_Stated exercise_
The listing below should be copied in full, word for word.

::::::::::

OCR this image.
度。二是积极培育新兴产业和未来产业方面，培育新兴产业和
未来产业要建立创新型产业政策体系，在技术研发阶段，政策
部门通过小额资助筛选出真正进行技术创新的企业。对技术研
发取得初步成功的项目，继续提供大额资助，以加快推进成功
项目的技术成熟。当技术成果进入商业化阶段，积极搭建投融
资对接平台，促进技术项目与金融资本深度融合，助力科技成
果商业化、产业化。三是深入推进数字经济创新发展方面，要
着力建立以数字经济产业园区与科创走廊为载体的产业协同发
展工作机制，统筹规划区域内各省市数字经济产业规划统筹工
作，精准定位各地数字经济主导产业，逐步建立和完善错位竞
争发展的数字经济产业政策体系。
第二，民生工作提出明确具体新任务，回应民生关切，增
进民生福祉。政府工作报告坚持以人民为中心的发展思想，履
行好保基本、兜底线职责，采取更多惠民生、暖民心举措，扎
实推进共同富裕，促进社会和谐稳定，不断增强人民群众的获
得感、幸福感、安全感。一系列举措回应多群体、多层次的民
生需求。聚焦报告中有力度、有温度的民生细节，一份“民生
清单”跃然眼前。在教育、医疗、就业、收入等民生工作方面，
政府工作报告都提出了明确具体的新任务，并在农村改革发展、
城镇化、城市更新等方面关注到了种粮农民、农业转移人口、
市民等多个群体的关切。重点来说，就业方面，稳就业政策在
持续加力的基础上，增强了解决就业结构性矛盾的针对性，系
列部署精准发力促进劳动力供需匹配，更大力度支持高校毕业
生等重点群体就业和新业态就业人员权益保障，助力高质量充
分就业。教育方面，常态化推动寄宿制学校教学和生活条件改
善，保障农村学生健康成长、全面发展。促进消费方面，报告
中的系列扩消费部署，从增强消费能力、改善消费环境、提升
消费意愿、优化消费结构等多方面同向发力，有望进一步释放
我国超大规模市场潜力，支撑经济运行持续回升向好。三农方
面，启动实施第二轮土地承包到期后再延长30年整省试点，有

::::::::::

_Final answer_
OCR this image.
度。二是积极培育新兴产业和未来产业方面，培育新兴产业和
未来产业要建立创新型产业政策体系，在技术研发阶段，政策
部门通过小额资助筛选出真正进行技术创新的企业。对技术研
发取得初步成功的项目，继续提供大额资助，以加快推进成功
项目的技术成熟。当技术成果进入商业化阶段，积极搭建投融
资对接平台，促进技术项目与金融资本深度融合，助力科技成
果商业化、产业化。三是深入推进数字经济创新发展方面，要
着力建立以数字经济产业园区与科创走廊为载体的产业协同发
展工作机制，统筹规划区域内各省市数字经济产业规划统筹工
作，精准定位各地数字经济主导产业，逐步建立和完善错位竞
争发展的数字经济产业政策体系。
第二，民生工作提出明确具体新任务，回应民生关切，增
进民生福祉。政府工作报告坚持以人民为中心的发展思想，履
行好保基本、兜底线职责，采取更多惠民生、暖民心举措，扎
实推进共同富裕，促进社会和谐稳定，不断增强人民群众的获
得感、幸福感、安全感。一系列举措回应多群体、多层次的民
生需求。聚焦报告中有力度、有温度的民生细节，一份“民生
清单”跃然眼前。在教育、医疗、就业、收入等民生工作方面，
政府工作报告都提出了明确具体的新任务，并在农村改革发展、
城镇化、城市更新等方面关注到了种粮农民、农业转移人口、
市民等多个群体的关切。重点来说，就业方面，稳就业政策在
持续加力的基础上，增强了解决就业结构性矛盾的针对性，系
列部署精准发力促进劳动力供需匹配，更大力度支持高校毕业
生等重点群体就业和新业态就业人员权益保障，助力高质量充
分就业。教育方面，常态化推动寄宿制学校教学和生活条件改
善，保障农村学生健康成长、全面发展。促进消费方面，报告
中的系列扩消费部署，从增强消费能力、改善消费环境、提升
消费意愿、优化消费结构等多方面同向发力，有望进一步释放
我国超大规模市场潜力，支撑经济运行持续回升向好。三农方
面，启动实施第二轮土地承包到期后再延长30年整省试点，有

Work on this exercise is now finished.